§ PROBLEM DETAILS
Copy, from the material below, every line in which the word "Department" can be found.

§ DATA SHOWN

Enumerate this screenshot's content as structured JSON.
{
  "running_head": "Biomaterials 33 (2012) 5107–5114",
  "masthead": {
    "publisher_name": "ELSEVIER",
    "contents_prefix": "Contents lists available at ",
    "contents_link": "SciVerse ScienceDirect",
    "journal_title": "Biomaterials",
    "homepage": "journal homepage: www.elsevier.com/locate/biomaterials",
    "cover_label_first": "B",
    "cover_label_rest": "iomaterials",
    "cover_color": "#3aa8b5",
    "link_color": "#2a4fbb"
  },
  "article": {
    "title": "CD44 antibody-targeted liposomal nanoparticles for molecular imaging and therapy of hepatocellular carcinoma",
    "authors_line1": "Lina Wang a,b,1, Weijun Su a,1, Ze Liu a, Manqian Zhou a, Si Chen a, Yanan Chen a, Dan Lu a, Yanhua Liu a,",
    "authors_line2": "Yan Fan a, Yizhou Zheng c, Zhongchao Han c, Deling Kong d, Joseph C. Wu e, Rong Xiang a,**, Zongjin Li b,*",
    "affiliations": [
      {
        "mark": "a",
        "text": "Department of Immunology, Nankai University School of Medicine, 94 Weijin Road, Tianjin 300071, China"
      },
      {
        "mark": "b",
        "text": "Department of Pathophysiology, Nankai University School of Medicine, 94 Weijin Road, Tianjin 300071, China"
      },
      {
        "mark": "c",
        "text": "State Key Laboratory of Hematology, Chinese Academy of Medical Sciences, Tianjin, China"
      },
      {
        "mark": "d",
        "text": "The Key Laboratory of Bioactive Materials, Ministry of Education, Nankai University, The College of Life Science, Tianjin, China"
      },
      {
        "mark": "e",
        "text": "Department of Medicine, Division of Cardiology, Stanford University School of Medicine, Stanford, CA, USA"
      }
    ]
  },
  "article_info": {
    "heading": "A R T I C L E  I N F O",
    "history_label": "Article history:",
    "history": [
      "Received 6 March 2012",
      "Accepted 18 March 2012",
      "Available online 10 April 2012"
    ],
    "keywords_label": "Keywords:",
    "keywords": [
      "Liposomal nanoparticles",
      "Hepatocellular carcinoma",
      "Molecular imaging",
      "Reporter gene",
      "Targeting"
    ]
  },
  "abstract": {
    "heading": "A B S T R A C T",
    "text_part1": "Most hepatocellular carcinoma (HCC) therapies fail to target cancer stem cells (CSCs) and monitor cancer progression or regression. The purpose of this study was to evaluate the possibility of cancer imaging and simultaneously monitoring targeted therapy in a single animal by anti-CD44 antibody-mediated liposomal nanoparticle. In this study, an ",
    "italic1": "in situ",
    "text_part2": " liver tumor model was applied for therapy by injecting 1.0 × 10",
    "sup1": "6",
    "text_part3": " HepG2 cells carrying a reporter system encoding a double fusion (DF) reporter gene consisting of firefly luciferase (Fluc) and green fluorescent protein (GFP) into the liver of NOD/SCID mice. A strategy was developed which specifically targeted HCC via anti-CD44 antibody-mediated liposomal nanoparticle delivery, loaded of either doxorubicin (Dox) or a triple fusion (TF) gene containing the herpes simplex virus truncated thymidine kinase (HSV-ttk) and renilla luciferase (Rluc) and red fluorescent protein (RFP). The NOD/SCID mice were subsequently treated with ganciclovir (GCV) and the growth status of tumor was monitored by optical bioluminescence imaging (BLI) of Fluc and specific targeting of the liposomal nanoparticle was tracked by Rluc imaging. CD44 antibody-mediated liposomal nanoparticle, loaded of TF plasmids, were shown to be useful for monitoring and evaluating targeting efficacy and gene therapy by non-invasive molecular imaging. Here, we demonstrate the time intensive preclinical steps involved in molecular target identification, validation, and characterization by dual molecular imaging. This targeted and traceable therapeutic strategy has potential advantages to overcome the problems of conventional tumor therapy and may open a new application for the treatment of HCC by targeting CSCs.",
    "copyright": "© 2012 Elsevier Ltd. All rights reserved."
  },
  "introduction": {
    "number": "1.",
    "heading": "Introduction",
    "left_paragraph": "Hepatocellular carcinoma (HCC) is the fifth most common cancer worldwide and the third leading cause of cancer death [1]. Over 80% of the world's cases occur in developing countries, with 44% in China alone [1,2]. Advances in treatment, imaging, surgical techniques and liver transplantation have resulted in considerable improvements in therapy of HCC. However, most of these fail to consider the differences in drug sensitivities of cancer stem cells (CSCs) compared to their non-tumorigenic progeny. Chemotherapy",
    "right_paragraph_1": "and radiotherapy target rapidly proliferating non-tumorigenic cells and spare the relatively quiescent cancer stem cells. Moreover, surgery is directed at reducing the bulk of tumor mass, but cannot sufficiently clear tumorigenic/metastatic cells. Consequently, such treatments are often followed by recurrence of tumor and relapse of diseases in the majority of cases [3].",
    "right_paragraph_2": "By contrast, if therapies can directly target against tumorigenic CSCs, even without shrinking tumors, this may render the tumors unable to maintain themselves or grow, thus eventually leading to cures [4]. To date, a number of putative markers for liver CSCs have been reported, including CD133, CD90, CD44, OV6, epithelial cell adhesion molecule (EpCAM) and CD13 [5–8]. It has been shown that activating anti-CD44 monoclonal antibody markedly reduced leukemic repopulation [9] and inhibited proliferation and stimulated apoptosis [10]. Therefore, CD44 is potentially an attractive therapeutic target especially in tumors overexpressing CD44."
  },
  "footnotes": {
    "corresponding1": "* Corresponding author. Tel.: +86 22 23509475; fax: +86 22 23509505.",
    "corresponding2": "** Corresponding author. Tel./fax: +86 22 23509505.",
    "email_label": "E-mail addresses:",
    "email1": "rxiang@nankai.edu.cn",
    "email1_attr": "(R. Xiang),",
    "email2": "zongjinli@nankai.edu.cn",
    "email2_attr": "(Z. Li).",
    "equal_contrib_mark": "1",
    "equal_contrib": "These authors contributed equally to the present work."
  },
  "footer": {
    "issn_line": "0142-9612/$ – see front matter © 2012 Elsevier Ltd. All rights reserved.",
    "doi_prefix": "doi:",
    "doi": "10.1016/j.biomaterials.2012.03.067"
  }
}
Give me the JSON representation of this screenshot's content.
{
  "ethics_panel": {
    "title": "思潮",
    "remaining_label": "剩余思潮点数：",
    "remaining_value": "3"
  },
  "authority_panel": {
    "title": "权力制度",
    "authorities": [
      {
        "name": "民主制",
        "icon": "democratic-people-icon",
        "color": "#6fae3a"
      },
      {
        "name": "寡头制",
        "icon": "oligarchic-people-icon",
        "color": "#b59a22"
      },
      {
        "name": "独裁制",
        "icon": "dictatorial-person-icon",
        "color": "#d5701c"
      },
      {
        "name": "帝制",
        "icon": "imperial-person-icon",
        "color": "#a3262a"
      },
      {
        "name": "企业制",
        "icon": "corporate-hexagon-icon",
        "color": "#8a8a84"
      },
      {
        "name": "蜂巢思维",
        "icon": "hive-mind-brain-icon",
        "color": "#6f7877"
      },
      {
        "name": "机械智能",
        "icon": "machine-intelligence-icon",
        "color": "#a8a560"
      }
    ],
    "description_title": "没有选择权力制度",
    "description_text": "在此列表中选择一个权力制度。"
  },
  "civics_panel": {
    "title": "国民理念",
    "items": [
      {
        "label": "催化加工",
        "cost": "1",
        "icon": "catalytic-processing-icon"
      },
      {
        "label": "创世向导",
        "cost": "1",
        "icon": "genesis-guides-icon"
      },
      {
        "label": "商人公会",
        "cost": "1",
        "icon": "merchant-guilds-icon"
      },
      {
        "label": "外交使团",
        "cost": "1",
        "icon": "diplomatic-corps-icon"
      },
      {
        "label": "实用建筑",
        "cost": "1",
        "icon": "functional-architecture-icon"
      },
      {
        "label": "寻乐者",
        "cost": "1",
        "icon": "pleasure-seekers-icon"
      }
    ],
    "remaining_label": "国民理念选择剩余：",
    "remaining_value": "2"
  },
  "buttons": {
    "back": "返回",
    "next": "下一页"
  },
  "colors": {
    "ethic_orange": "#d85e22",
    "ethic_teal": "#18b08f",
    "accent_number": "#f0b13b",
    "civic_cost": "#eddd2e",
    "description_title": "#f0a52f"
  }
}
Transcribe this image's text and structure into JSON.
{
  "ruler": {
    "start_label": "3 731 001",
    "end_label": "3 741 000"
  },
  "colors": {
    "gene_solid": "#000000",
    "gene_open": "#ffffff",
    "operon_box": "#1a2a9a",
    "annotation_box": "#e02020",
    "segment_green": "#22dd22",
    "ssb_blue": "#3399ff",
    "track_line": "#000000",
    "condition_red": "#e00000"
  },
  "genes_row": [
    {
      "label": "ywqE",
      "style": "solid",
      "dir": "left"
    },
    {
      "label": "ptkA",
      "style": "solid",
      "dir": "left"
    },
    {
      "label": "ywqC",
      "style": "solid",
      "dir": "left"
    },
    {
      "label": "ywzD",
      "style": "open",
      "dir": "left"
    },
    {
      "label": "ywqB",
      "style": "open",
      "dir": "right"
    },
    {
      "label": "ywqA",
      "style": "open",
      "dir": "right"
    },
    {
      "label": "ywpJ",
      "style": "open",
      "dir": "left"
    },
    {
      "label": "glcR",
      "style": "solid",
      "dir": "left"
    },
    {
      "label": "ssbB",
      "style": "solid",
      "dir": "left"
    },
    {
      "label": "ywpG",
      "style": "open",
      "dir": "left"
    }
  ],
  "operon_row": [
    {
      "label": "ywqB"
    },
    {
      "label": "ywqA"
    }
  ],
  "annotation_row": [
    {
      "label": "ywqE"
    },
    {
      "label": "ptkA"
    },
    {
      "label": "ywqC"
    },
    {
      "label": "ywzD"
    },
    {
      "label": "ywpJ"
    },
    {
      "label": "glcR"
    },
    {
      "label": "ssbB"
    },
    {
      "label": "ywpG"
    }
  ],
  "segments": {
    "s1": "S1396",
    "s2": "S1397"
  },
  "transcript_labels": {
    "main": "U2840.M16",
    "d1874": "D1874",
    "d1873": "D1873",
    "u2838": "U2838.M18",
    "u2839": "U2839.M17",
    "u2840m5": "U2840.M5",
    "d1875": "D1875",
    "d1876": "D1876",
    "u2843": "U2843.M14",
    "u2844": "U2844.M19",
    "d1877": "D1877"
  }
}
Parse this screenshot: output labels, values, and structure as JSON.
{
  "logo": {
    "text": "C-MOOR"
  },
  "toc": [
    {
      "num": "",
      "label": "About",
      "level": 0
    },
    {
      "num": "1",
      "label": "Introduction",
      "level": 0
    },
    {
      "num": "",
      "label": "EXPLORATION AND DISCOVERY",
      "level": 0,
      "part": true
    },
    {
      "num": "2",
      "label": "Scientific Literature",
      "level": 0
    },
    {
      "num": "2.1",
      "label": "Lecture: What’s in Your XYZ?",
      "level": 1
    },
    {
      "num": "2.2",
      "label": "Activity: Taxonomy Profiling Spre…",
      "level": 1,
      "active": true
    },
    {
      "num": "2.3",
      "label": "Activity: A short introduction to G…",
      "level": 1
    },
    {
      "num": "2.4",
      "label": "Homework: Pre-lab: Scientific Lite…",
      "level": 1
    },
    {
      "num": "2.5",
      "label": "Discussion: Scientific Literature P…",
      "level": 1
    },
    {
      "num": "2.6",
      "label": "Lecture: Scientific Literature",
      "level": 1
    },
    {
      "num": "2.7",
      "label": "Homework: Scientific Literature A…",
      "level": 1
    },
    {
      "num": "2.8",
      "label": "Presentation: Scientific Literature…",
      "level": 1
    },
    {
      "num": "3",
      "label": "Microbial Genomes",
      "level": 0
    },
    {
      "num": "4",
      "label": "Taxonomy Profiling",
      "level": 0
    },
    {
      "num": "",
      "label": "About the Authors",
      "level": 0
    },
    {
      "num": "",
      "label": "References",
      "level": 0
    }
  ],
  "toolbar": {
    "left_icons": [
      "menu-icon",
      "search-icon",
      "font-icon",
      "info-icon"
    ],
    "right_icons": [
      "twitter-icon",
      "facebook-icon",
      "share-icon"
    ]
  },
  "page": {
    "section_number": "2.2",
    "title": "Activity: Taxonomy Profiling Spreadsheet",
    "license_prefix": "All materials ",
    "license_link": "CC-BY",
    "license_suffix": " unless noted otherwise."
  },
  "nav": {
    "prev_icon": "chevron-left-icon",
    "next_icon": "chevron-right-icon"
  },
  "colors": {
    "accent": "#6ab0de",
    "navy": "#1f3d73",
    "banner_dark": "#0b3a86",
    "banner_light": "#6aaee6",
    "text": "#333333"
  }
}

§ YOUR RESPONSE
        "text": "Department of Immunology, Nankai University School of Medicine, 94 Weijin Road, Tianjin 300071, China"
        "text": "Department of Pathophysiology, Nankai University School of Medicine, 94 Weijin Road, Tianjin 300071, China"
        "text": "Department of Medicine, Division of Cardiology, Stanford University School of Medicine, Stanford, CA, USA"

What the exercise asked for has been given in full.